Show every line containing "порядке" by copying it.
* Begin DATA PROVIDED *
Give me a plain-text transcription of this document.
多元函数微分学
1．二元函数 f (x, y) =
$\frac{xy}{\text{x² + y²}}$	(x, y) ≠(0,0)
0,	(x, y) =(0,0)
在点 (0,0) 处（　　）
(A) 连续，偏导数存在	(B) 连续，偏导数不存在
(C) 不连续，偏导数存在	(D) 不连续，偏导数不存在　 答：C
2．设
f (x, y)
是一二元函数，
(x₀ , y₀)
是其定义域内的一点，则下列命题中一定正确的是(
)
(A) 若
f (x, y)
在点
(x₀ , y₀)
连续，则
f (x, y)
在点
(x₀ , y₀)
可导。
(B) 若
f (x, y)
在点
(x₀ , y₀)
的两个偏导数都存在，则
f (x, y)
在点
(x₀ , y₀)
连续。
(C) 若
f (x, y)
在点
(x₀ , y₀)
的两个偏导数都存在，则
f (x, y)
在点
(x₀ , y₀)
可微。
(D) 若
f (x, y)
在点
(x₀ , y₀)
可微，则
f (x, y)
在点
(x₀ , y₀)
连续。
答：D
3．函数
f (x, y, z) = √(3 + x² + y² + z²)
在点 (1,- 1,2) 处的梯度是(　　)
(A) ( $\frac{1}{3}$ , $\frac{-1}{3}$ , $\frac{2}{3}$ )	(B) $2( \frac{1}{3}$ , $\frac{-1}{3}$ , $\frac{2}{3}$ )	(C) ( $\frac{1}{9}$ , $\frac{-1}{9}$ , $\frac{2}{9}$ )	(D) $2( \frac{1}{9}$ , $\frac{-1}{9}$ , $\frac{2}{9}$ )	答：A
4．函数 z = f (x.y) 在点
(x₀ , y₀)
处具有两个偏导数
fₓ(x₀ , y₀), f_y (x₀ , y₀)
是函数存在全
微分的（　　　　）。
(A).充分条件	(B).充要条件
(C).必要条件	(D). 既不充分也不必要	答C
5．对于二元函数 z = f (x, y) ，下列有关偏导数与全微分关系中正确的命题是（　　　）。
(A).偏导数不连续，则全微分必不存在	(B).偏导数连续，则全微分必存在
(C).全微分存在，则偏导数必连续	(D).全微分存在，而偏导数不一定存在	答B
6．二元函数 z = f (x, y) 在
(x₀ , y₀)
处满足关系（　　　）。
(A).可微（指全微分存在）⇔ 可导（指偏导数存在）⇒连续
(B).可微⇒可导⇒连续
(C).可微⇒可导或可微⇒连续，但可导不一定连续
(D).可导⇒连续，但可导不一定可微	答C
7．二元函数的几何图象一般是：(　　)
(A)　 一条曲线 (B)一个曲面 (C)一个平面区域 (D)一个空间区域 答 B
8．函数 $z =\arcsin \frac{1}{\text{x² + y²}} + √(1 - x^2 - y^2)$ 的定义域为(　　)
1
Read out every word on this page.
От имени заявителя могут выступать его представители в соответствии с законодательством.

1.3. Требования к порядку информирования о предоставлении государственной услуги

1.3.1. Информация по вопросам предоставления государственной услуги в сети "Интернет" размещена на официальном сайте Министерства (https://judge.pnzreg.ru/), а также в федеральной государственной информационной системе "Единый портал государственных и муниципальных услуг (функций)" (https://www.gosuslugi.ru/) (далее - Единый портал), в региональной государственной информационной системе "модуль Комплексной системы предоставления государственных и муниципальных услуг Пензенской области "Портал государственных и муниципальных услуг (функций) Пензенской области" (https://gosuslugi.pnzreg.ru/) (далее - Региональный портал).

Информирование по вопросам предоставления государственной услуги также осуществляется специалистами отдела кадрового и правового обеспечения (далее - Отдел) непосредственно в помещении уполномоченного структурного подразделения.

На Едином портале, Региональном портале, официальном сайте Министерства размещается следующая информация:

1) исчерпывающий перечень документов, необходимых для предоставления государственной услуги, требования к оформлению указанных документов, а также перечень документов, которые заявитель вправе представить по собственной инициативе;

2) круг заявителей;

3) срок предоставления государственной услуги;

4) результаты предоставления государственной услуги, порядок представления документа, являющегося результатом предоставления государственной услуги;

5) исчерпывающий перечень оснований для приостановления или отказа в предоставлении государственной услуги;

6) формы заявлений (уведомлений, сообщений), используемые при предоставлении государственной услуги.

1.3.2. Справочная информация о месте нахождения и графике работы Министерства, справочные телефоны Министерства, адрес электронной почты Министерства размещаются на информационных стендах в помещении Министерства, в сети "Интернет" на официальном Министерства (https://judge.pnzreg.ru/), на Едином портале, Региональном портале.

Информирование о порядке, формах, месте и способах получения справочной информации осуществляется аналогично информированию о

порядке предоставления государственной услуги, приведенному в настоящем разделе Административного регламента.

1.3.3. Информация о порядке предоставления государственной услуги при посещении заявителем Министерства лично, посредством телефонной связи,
* End DATA PROVIDED *
## WORKED ANSWER
Информирование о порядке, формах, месте и способах получения справочной информации осуществляется аналогично информированию о
порядке предоставления государственной услуги, приведенному в настоящем разделе Административного регламента.
1.3.3. Информация о порядке предоставления государственной услуги при посещении заявителем Министерства лично, посредством телефонной связи,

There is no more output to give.